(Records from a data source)
--------------------------------------------------

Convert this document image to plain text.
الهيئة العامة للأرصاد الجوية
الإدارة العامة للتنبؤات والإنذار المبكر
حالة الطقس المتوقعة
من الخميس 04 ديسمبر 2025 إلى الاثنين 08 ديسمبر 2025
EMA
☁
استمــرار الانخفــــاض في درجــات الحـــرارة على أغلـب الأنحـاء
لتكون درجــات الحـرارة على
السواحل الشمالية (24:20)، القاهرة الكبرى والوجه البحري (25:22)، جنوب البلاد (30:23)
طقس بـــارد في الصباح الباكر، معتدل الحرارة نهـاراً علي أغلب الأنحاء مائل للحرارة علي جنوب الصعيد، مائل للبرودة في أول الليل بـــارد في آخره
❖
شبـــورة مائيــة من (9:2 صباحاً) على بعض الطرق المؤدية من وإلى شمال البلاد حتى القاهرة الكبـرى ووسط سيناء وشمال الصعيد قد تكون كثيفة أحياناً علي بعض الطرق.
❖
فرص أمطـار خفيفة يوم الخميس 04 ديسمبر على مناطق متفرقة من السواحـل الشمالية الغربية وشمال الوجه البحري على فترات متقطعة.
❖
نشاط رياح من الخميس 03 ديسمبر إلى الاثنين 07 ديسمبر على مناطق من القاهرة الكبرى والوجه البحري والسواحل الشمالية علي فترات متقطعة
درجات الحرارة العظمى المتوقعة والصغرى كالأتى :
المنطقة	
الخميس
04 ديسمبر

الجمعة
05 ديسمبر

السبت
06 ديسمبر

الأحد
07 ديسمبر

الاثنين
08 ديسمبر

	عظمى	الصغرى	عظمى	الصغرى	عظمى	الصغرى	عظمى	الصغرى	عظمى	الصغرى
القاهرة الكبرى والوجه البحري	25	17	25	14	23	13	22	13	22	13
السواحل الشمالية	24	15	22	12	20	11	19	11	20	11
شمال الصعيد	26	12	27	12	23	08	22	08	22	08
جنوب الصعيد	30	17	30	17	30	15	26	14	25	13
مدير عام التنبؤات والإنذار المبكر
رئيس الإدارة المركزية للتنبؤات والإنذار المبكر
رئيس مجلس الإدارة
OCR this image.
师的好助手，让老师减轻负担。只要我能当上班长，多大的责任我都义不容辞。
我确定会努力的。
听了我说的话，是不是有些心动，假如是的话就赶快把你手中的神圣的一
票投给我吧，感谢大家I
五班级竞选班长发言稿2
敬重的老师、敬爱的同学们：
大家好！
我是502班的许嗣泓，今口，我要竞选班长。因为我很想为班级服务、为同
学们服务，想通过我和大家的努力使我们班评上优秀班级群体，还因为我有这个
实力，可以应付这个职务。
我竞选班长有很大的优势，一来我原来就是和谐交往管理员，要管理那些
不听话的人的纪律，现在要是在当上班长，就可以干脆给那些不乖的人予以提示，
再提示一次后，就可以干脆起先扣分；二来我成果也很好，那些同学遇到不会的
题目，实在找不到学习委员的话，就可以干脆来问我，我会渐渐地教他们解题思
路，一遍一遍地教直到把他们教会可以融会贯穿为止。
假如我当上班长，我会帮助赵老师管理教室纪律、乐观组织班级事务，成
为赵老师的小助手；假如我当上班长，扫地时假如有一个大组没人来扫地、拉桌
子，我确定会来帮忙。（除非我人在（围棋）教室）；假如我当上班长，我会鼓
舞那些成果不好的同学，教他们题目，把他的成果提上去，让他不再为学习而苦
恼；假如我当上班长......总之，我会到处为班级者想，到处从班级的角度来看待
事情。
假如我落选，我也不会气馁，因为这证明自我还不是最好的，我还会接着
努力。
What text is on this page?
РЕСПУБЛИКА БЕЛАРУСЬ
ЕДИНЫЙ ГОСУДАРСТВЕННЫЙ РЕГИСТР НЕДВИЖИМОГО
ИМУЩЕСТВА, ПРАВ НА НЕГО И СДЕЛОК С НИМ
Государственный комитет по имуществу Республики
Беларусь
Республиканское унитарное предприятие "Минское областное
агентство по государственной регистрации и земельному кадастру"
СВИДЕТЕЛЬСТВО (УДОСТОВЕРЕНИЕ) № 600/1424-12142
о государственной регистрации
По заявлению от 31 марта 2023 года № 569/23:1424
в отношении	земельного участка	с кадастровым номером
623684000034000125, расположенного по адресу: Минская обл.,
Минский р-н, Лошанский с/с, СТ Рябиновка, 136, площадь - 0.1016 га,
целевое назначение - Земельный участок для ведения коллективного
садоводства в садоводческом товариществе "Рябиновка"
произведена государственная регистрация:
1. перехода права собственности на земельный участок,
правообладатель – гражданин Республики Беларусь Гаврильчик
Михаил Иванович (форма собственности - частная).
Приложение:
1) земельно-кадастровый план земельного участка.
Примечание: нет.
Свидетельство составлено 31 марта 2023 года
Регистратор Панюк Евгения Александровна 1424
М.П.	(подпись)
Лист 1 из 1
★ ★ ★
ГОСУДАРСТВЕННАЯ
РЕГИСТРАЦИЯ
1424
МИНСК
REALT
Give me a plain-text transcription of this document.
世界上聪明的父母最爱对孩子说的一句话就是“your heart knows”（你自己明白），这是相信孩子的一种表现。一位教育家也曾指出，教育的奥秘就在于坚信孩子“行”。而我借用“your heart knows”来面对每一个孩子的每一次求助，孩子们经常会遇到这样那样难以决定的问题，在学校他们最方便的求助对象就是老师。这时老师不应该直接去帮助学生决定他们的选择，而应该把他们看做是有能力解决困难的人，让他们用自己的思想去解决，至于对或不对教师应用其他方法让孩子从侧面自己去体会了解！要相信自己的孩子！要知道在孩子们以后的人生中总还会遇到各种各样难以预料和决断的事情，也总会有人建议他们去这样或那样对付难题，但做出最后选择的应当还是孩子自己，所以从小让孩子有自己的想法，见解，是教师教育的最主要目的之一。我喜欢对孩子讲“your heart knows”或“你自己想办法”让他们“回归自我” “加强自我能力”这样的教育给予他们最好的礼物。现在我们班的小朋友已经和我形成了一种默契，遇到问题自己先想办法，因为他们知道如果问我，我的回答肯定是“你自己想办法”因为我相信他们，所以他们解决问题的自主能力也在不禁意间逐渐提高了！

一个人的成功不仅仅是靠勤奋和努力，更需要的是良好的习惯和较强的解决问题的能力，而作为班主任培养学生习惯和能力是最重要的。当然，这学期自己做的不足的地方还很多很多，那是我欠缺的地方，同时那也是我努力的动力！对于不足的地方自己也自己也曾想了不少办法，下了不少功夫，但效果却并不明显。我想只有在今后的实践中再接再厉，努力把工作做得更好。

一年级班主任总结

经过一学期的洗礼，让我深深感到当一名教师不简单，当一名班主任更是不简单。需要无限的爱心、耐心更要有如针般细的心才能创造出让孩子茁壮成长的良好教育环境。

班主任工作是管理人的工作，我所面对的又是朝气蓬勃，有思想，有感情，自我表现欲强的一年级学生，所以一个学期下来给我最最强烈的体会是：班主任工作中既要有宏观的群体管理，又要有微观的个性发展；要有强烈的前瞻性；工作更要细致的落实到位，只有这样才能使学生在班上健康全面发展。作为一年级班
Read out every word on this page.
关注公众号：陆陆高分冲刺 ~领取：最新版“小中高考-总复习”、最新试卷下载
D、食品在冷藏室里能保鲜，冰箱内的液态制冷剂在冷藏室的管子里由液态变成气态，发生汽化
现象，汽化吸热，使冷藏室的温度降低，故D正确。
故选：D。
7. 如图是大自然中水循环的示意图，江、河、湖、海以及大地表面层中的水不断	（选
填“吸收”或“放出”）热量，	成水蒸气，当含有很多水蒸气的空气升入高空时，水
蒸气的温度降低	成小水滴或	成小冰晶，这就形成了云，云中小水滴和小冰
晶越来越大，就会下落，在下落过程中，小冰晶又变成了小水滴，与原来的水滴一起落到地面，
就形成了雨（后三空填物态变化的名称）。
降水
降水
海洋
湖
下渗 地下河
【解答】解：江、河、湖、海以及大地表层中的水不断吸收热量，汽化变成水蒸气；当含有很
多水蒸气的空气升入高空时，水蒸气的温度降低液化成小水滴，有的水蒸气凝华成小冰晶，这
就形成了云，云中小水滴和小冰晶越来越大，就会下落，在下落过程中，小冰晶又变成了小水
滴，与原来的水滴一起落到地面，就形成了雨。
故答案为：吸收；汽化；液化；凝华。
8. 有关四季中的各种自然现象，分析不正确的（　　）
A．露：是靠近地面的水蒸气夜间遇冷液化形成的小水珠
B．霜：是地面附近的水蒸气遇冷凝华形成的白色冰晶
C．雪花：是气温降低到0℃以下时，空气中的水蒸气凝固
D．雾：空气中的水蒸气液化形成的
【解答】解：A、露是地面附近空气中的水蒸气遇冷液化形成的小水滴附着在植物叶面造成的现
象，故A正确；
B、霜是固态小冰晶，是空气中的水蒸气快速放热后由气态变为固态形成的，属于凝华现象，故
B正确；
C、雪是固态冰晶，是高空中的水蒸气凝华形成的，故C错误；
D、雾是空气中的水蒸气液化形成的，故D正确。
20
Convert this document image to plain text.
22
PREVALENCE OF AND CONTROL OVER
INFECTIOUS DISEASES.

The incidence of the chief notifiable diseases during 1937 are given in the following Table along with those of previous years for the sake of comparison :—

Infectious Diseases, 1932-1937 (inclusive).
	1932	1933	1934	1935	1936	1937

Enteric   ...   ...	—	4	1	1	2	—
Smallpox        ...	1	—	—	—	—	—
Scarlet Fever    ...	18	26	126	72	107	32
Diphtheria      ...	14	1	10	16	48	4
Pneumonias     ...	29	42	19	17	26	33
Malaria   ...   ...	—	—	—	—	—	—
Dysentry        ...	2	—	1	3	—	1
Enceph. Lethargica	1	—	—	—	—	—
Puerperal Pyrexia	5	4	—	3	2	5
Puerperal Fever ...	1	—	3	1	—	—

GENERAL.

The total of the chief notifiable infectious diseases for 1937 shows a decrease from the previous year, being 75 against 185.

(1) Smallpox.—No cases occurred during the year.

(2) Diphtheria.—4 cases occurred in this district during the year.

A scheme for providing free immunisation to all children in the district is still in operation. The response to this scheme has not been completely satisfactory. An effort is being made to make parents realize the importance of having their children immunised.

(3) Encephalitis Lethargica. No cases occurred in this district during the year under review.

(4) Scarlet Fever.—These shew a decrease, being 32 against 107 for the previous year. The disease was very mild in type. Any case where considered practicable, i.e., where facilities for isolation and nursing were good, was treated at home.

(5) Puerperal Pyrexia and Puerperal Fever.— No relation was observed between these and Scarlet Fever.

--------------------------------------------------

* Objective *
Search the entries for the word "земельного" and pick out every line that holds it.

* Reply to the exercise *
в отношении	земельного участка	с кадастровым номером
1) земельно-кадастровый план земельного участка.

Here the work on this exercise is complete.